# Start of The data

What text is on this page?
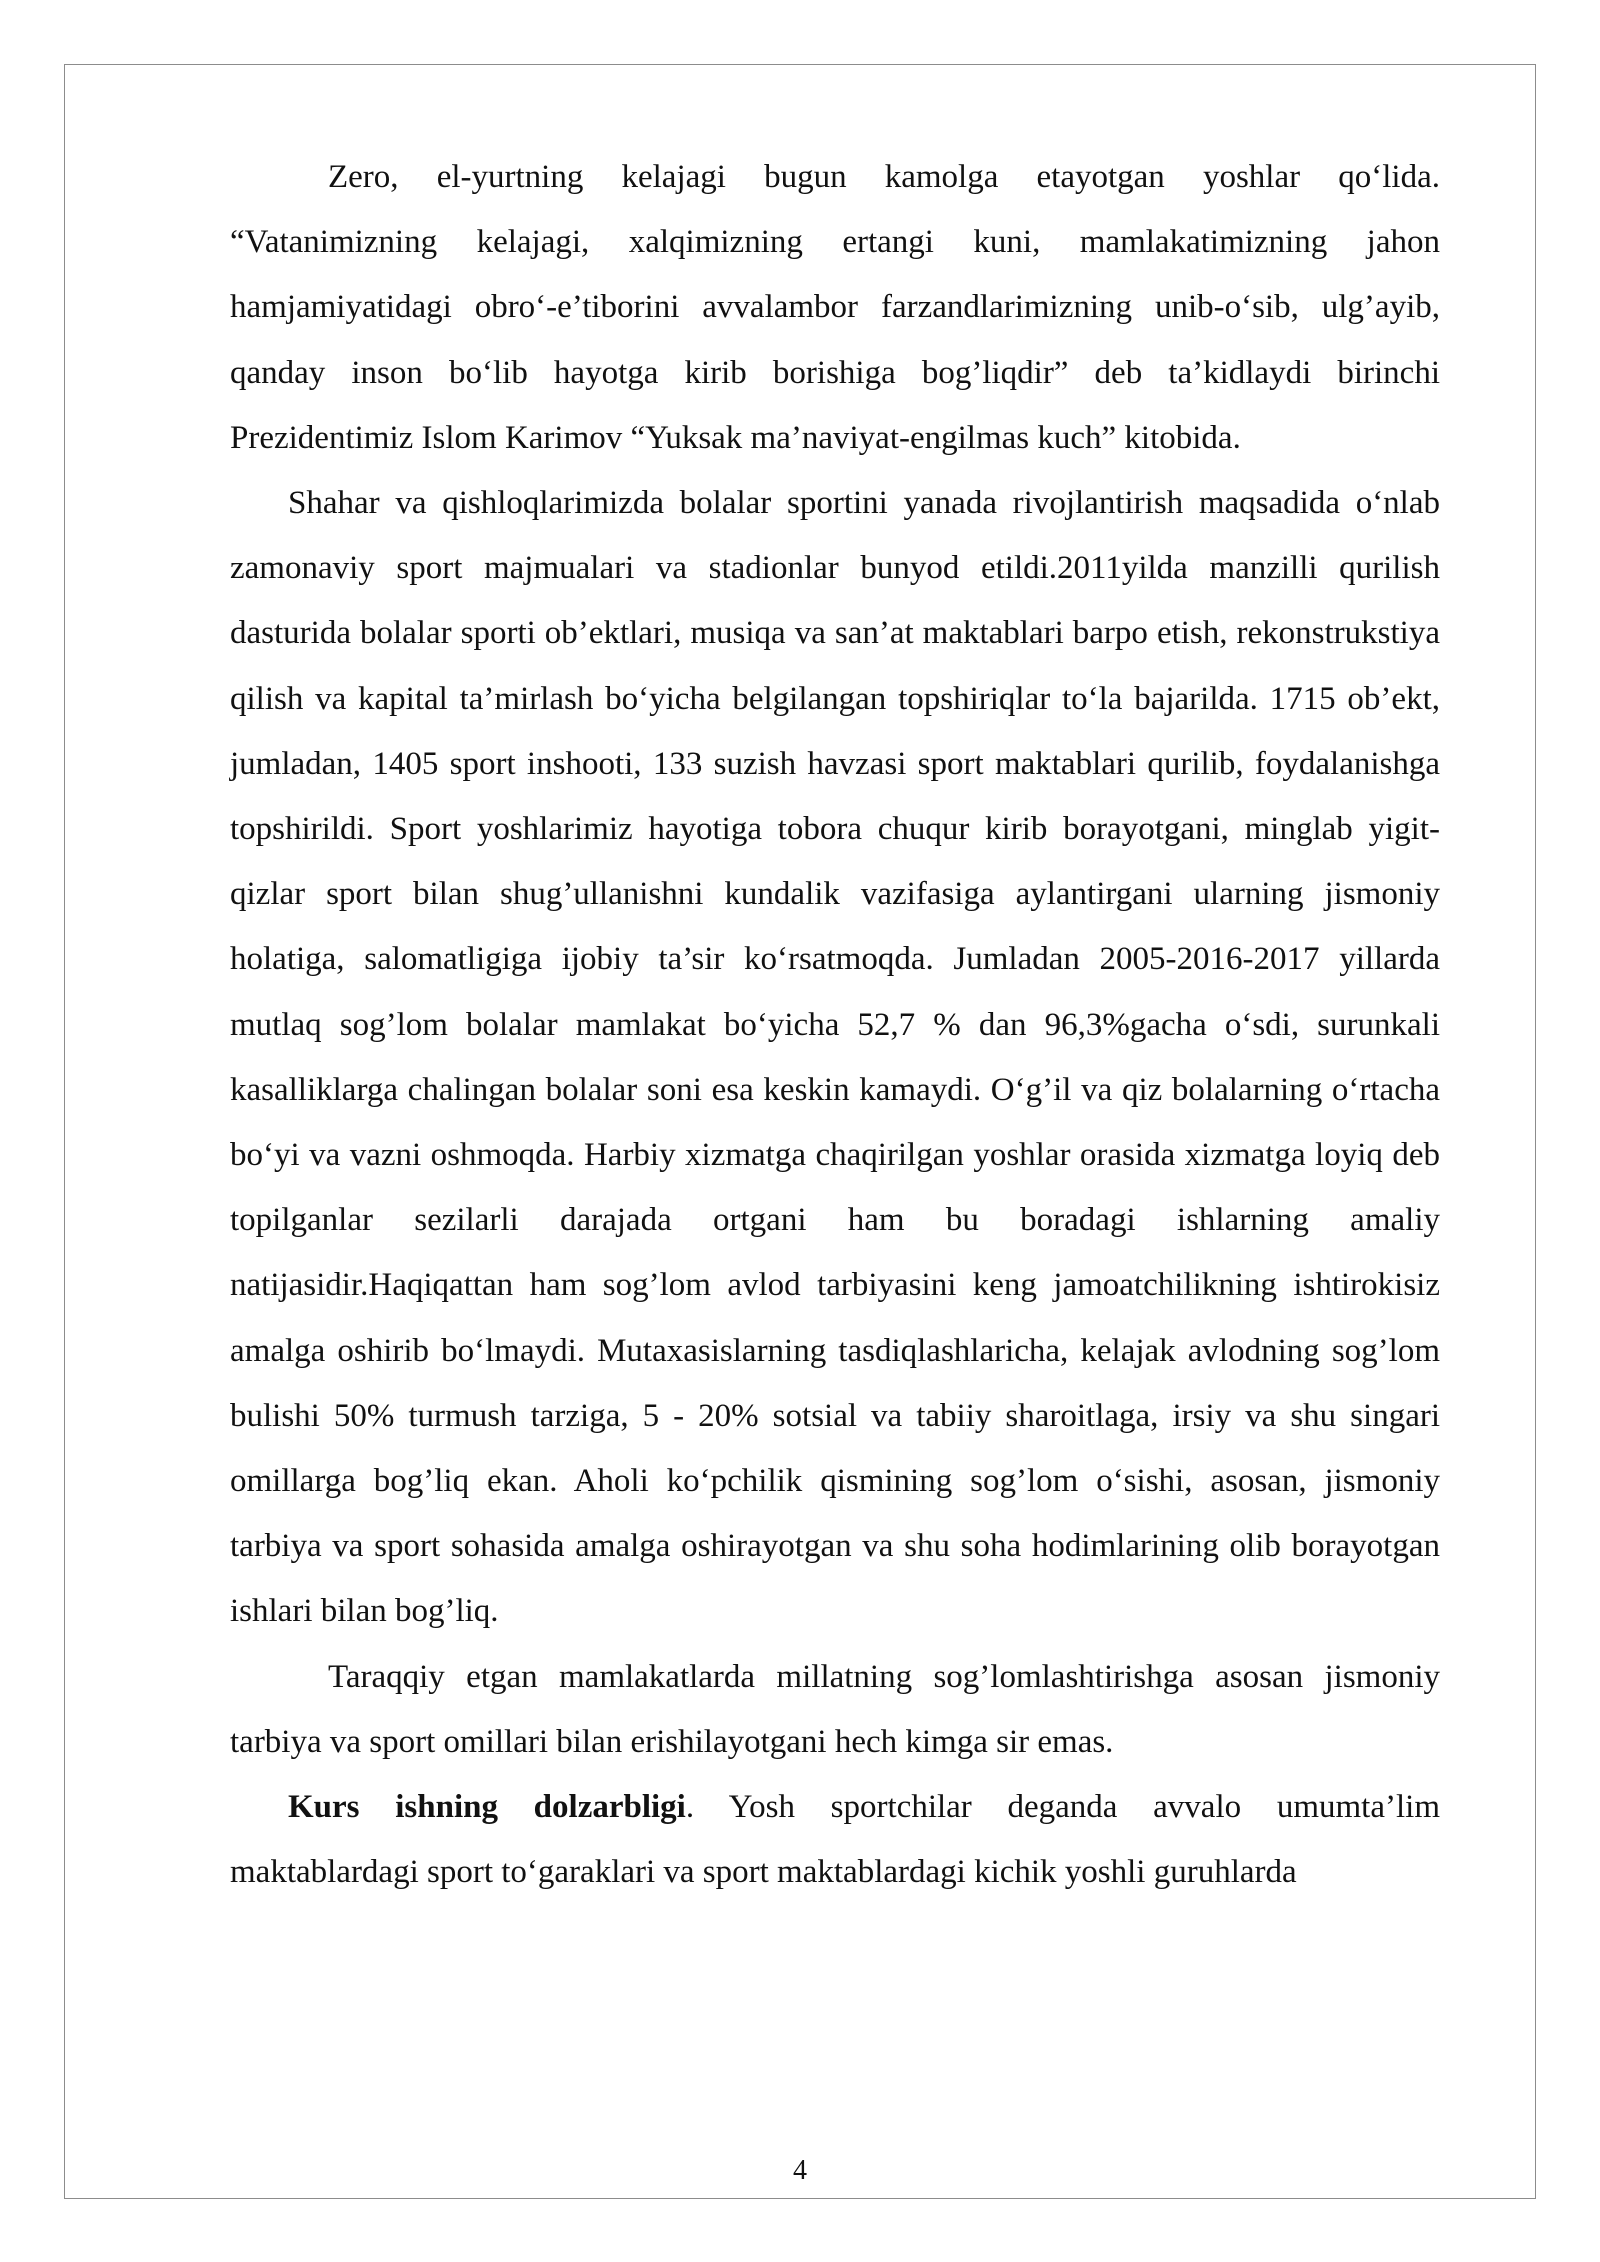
Zero, el-yurtning kelajagi bugun kamolga etayotgan yoshlar qo‘lida. “Vatanimizning kelajagi, xalqimizning ertangi kuni, mamlakatimizning jahon hamjamiyatidagi obro‘-e’tiborini avvalambor farzandlarimizning unib-o‘sib, ulg’ayib, qanday inson bo‘lib hayotga kirib borishiga bog’liqdir” deb ta’kidlaydi birinchi Prezidentimiz Islom Karimov “Yuksak ma’naviyat-engilmas kuch” kitobida.

Shahar va qishloqlarimizda bolalar sportini yanada rivojlantirish maqsadida o‘nlab zamonaviy sport majmualari va stadionlar bunyod etildi.2011yilda manzilli qurilish dasturida bolalar sporti ob’ektlari, musiqa va san’at maktablari barpo etish, rekonstrukstiya qilish va kapital ta’mirlash bo‘yicha belgilangan topshiriqlar to‘la bajarilda. 1715 ob’ekt, jumladan, 1405 sport inshooti, 133 suzish havzasi sport maktablari qurilib, foydalanishga topshirildi. Sport yoshlarimiz hayotiga tobora chuqur kirib borayotgani, minglab yigit-qizlar sport bilan shug’ullanishni kundalik vazifasiga aylantirgani ularning jismoniy holatiga, salomatligiga ijobiy ta’sir ko‘rsatmoqda. Jumladan 2005-2016-2017 yillarda mutlaq sog’lom bolalar mamlakat bo‘yicha 52,7 % dan 96,3%gacha o‘sdi, surunkali kasalliklarga chalingan bolalar soni esa keskin kamaydi. O‘g’il va qiz bolalarning o‘rtacha bo‘yi va vazni oshmoqda. Harbiy xizmatga chaqirilgan yoshlar orasida xizmatga loyiq deb topilganlar sezilarli darajada ortgani ham bu boradagi ishlarning amaliy natijasidir.Haqiqattan ham sog’lom avlod tarbiyasini keng jamoatchilikning ishtirokisiz amalga oshirib bo‘lmaydi. Mutaxasislarning tasdiqlashlaricha, kelajak avlodning sog’lom bulishi 50% turmush tarziga, 5 - 20% sotsial va tabiiy sharoitlaga, irsiy va shu singari omillarga bog’liq ekan. Aholi ko‘pchilik qismining sog’lom o‘sishi, asosan, jismoniy tarbiya va sport sohasida amalga oshirayotgan va shu soha hodimlarining olib borayotgan ishlari bilan bog’liq.

Taraqqiy etgan mamlakatlarda millatning sog’lomlashtirishga asosan jismoniy tarbiya va sport omillari bilan erishilayotgani hech kimga sir emas.

Kurs ishning dolzarbligi. Yosh sportchilar deganda avvalo umumta’lim maktablardagi sport to‘garaklari va sport maktablardagi kichik yoshli guruhlarda

4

# End of The data

*Request*: Write the listing out a second time exactly, dropping all images.

*Response*:
What text is on this page?
Zero, el-yurtning kelajagi bugun kamolga etayotgan yoshlar qo‘lida. “Vatanimizning kelajagi, xalqimizning ertangi kuni, mamlakatimizning jahon hamjamiyatidagi obro‘-e’tiborini avvalambor farzandlarimizning unib-o‘sib, ulg’ayib, qanday inson bo‘lib hayotga kirib borishiga bog’liqdir” deb ta’kidlaydi birinchi Prezidentimiz Islom Karimov “Yuksak ma’naviyat-engilmas kuch” kitobida.

Shahar va qishloqlarimizda bolalar sportini yanada rivojlantirish maqsadida o‘nlab zamonaviy sport majmualari va stadionlar bunyod etildi.2011yilda manzilli qurilish dasturida bolalar sporti ob’ektlari, musiqa va san’at maktablari barpo etish, rekonstrukstiya qilish va kapital ta’mirlash bo‘yicha belgilangan topshiriqlar to‘la bajarilda. 1715 ob’ekt, jumladan, 1405 sport inshooti, 133 suzish havzasi sport maktablari qurilib, foydalanishga topshirildi. Sport yoshlarimiz hayotiga tobora chuqur kirib borayotgani, minglab yigit-qizlar sport bilan shug’ullanishni kundalik vazifasiga aylantirgani ularning jismoniy holatiga, salomatligiga ijobiy ta’sir ko‘rsatmoqda. Jumladan 2005-2016-2017 yillarda mutlaq sog’lom bolalar mamlakat bo‘yicha 52,7 % dan 96,3%gacha o‘sdi, surunkali kasalliklarga chalingan bolalar soni esa keskin kamaydi. O‘g’il va qiz bolalarning o‘rtacha bo‘yi va vazni oshmoqda. Harbiy xizmatga chaqirilgan yoshlar orasida xizmatga loyiq deb topilganlar sezilarli darajada ortgani ham bu boradagi ishlarning amaliy natijasidir.Haqiqattan ham sog’lom avlod tarbiyasini keng jamoatchilikning ishtirokisiz amalga oshirib bo‘lmaydi. Mutaxasislarning tasdiqlashlaricha, kelajak avlodning sog’lom bulishi 50% turmush tarziga, 5 - 20% sotsial va tabiiy sharoitlaga, irsiy va shu singari omillarga bog’liq ekan. Aholi ko‘pchilik qismining sog’lom o‘sishi, asosan, jismoniy tarbiya va sport sohasida amalga oshirayotgan va shu soha hodimlarining olib borayotgan ishlari bilan bog’liq.

Taraqqiy etgan mamlakatlarda millatning sog’lomlashtirishga asosan jismoniy tarbiya va sport omillari bilan erishilayotgani hech kimga sir emas.

Kurs ishning dolzarbligi. Yosh sportchilar deganda avvalo umumta’lim maktablardagi sport to‘garaklari va sport maktablardagi kichik yoshli guruhlarda

4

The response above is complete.